◆ **WORK TO COMPLETE**: Tally every line of the listing where the string "WHISKEY" is found, and state the total alone.

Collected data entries
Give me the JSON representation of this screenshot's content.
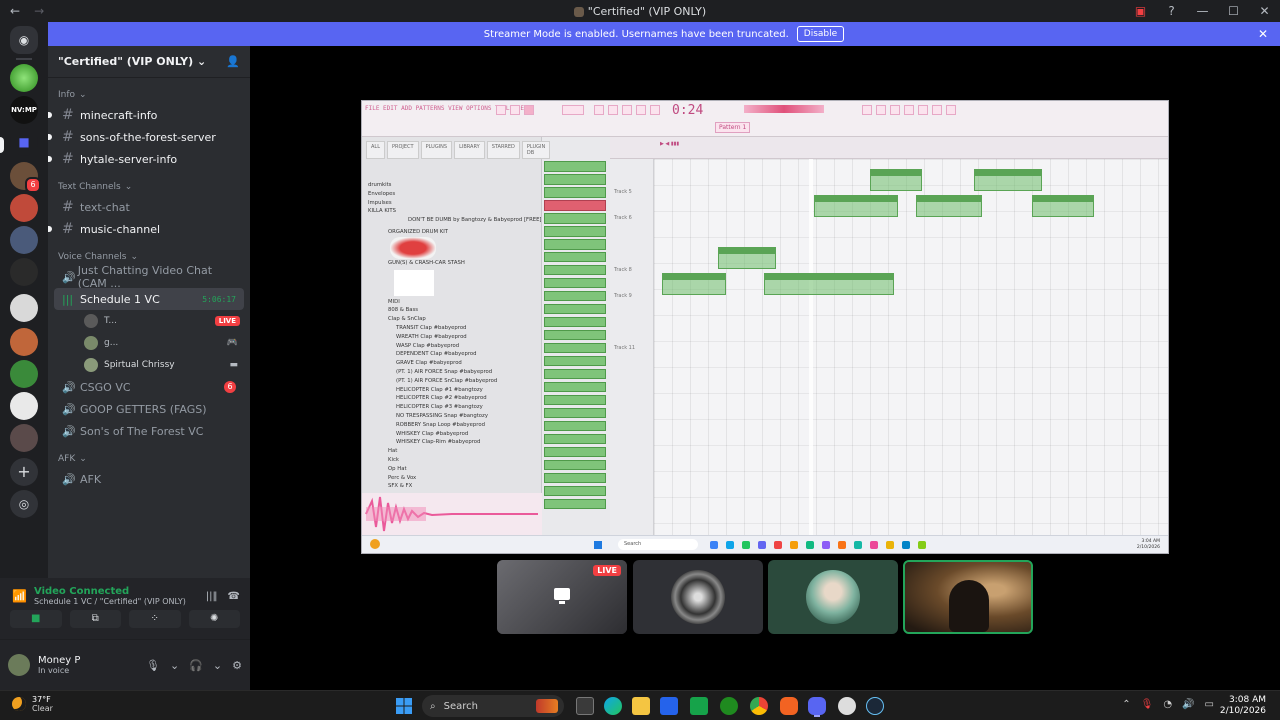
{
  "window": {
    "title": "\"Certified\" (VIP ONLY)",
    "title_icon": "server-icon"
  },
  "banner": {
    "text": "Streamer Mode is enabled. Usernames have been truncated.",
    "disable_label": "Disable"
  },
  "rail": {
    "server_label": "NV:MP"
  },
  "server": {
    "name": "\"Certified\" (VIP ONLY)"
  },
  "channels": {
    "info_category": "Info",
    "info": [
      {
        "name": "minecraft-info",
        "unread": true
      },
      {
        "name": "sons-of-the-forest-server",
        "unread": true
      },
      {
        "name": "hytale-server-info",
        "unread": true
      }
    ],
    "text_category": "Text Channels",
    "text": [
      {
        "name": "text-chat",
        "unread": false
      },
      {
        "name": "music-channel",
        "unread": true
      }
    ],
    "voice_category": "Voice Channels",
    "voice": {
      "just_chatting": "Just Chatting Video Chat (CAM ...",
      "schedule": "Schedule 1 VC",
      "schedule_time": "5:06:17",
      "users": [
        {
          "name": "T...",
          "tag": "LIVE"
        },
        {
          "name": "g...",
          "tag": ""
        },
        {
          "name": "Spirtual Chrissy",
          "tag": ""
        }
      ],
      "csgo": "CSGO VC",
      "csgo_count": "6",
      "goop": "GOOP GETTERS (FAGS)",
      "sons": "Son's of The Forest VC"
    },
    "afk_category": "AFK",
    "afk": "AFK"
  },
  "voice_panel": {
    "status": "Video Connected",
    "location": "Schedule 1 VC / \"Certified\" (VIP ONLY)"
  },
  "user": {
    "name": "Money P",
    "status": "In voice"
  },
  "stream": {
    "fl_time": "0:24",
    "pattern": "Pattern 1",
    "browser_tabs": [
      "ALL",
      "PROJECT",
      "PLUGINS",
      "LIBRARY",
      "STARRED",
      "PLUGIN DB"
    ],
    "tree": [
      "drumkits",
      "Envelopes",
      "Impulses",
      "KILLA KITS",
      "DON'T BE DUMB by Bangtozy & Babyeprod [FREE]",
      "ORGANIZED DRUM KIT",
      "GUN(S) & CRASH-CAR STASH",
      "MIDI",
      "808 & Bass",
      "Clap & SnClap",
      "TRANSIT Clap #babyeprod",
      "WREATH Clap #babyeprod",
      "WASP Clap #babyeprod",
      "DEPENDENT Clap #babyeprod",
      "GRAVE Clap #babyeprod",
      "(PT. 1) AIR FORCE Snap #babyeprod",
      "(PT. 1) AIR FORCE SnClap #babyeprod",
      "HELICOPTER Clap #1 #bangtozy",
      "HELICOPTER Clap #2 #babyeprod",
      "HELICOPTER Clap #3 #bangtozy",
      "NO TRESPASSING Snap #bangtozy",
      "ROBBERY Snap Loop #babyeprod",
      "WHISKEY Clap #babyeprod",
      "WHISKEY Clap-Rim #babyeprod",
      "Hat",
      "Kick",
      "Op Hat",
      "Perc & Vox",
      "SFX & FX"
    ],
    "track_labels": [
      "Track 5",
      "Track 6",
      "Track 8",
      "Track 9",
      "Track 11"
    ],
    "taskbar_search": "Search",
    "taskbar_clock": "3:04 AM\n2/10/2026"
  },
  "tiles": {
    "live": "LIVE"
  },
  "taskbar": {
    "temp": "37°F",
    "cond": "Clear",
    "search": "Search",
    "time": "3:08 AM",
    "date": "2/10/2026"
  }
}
==
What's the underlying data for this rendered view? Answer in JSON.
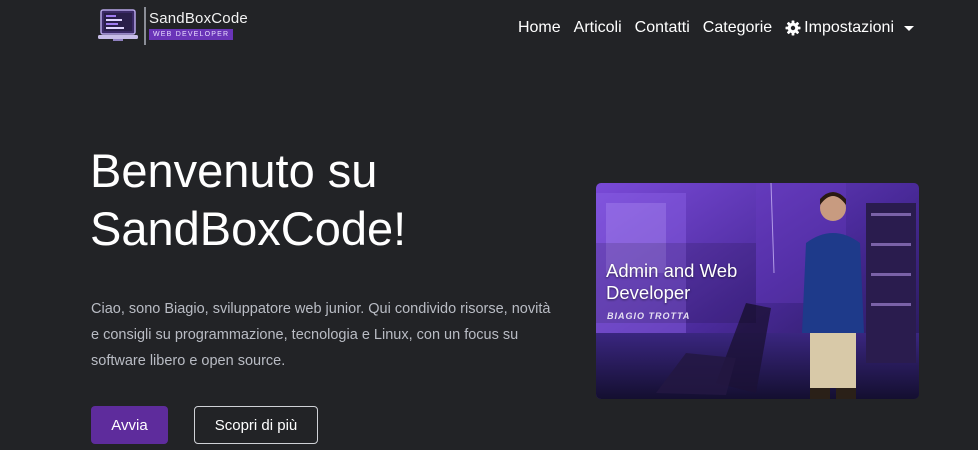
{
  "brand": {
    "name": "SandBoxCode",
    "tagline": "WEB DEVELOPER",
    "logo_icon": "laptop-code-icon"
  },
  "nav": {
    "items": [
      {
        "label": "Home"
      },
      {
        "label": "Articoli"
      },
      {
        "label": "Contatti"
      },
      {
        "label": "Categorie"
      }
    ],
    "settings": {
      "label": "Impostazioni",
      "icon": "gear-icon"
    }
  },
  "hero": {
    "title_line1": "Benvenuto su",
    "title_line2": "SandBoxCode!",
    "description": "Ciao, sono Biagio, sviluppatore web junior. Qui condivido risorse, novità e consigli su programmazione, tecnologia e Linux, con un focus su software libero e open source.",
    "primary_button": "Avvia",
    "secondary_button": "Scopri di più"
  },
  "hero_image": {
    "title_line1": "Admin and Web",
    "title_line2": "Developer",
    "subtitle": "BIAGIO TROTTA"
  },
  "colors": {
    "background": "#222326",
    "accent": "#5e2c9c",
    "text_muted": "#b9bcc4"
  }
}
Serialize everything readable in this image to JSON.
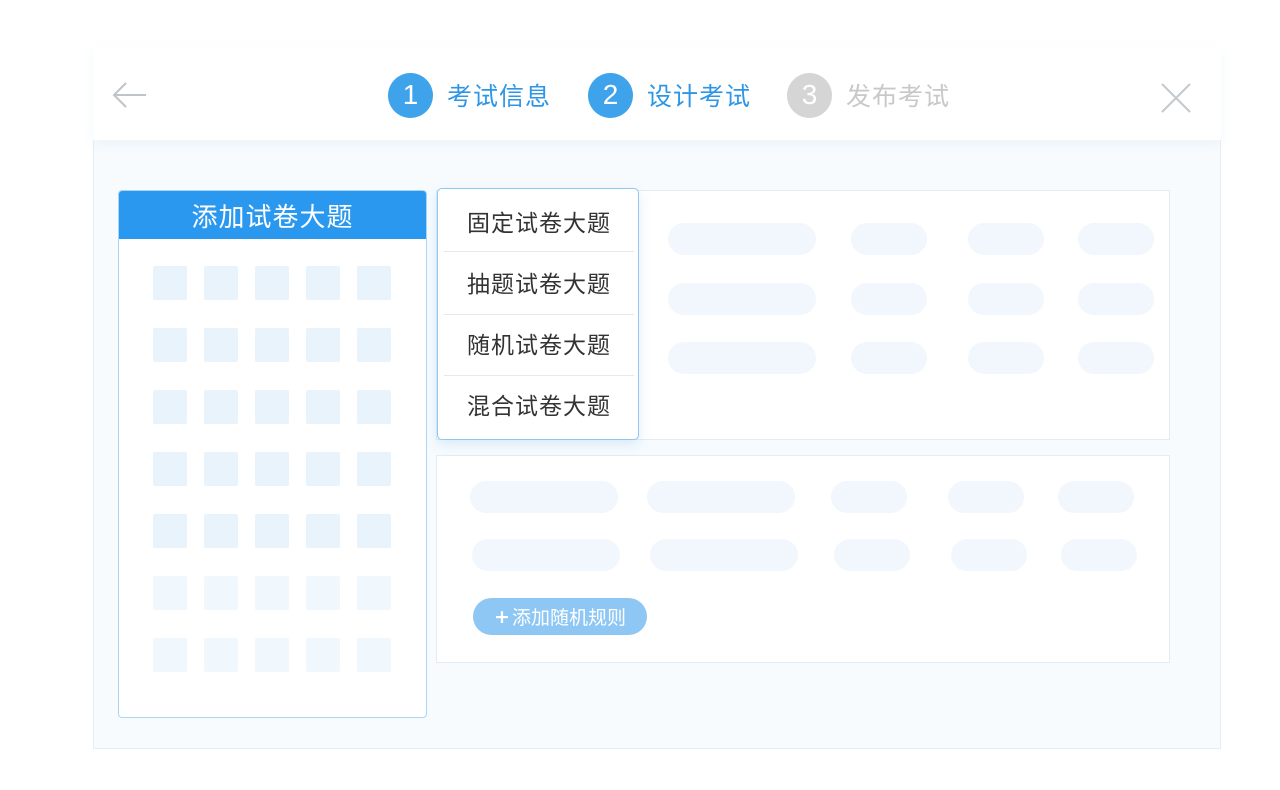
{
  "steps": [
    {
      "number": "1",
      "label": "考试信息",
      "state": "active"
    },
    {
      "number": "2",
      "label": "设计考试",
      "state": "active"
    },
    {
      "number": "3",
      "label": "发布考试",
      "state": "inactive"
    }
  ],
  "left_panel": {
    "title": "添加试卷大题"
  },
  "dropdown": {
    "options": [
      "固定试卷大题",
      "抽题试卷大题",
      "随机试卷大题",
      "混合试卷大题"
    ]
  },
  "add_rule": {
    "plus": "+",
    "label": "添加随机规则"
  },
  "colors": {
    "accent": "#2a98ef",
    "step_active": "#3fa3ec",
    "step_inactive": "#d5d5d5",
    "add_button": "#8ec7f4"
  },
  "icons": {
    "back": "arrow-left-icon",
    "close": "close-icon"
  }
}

◆ **FULL OUTPUT**: 2